Begin DATA SHOWN
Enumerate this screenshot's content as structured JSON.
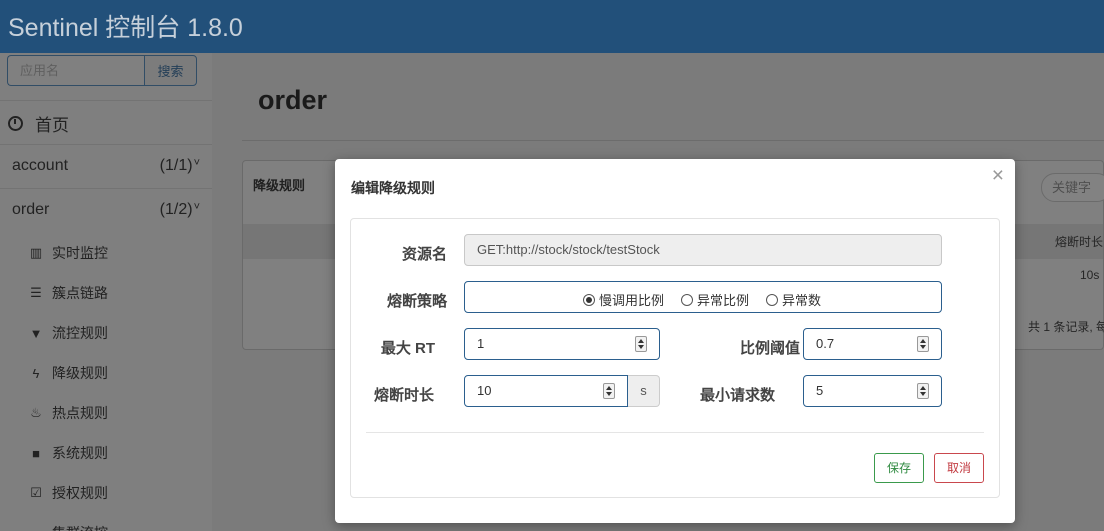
{
  "app": {
    "title": "Sentinel 控制台 1.8.0"
  },
  "sidebar": {
    "search_placeholder": "应用名",
    "search_button": "搜索",
    "home_label": "首页",
    "apps": [
      {
        "name": "account",
        "count": "(1/1)"
      },
      {
        "name": "order",
        "count": "(1/2)"
      }
    ],
    "submenu": [
      {
        "label": "实时监控",
        "icon": "bar-chart-icon"
      },
      {
        "label": "簇点链路",
        "icon": "list-icon"
      },
      {
        "label": "流控规则",
        "icon": "filter-icon"
      },
      {
        "label": "降级规则",
        "icon": "flash-icon"
      },
      {
        "label": "热点规则",
        "icon": "fire-icon"
      },
      {
        "label": "系统规则",
        "icon": "lock-icon"
      },
      {
        "label": "授权规则",
        "icon": "check-icon"
      },
      {
        "label": "集群流控",
        "icon": "cloud-icon"
      }
    ]
  },
  "main": {
    "page_title": "order",
    "panel_title": "降级规则",
    "keyword_placeholder": "关键字",
    "column_header": "熔断时长",
    "cell_value": "10s",
    "pager_text": "共 1 条记录, 每"
  },
  "modal": {
    "title": "编辑降级规则",
    "close_glyph": "×",
    "resource_label": "资源名",
    "resource_value": "GET:http://stock/stock/testStock",
    "strategy_label": "熔断策略",
    "strategy_options": [
      "慢调用比例",
      "异常比例",
      "异常数"
    ],
    "strategy_selected": "慢调用比例",
    "max_rt_label": "最大 RT",
    "max_rt_value": "1",
    "ratio_label": "比例阈值",
    "ratio_value": "0.7",
    "duration_label": "熔断时长",
    "duration_value": "10",
    "duration_unit": "s",
    "min_requests_label": "最小请求数",
    "min_requests_value": "5",
    "save_button": "保存",
    "cancel_button": "取消"
  },
  "colors": {
    "header": "#22507a",
    "input_border": "#2b5f8e",
    "save": "#3a9a4c",
    "cancel": "#c9474d"
  }
}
End DATA SHOWN
PROBLEM DETAILS
Copy out all the data without changing anything, and drop the pictures.

EXPECTED ANSWER
Enumerate this screenshot's content as structured JSON.
{
  "app": {
    "title": "Sentinel 控制台 1.8.0"
  },
  "sidebar": {
    "search_placeholder": "应用名",
    "search_button": "搜索",
    "home_label": "首页",
    "apps": [
      {
        "name": "account",
        "count": "(1/1)"
      },
      {
        "name": "order",
        "count": "(1/2)"
      }
    ],
    "submenu": [
      {
        "label": "实时监控",
        "icon": "bar-chart-icon"
      },
      {
        "label": "簇点链路",
        "icon": "list-icon"
      },
      {
        "label": "流控规则",
        "icon": "filter-icon"
      },
      {
        "label": "降级规则",
        "icon": "flash-icon"
      },
      {
        "label": "热点规则",
        "icon": "fire-icon"
      },
      {
        "label": "系统规则",
        "icon": "lock-icon"
      },
      {
        "label": "授权规则",
        "icon": "check-icon"
      },
      {
        "label": "集群流控",
        "icon": "cloud-icon"
      }
    ]
  },
  "main": {
    "page_title": "order",
    "panel_title": "降级规则",
    "keyword_placeholder": "关键字",
    "column_header": "熔断时长",
    "cell_value": "10s",
    "pager_text": "共 1 条记录, 每"
  },
  "modal": {
    "title": "编辑降级规则",
    "close_glyph": "×",
    "resource_label": "资源名",
    "resource_value": "GET:http://stock/stock/testStock",
    "strategy_label": "熔断策略",
    "strategy_options": [
      "慢调用比例",
      "异常比例",
      "异常数"
    ],
    "strategy_selected": "慢调用比例",
    "max_rt_label": "最大 RT",
    "max_rt_value": "1",
    "ratio_label": "比例阈值",
    "ratio_value": "0.7",
    "duration_label": "熔断时长",
    "duration_value": "10",
    "duration_unit": "s",
    "min_requests_label": "最小请求数",
    "min_requests_value": "5",
    "save_button": "保存",
    "cancel_button": "取消"
  },
  "colors": {
    "header": "#22507a",
    "input_border": "#2b5f8e",
    "save": "#3a9a4c",
    "cancel": "#c9474d"
  }
}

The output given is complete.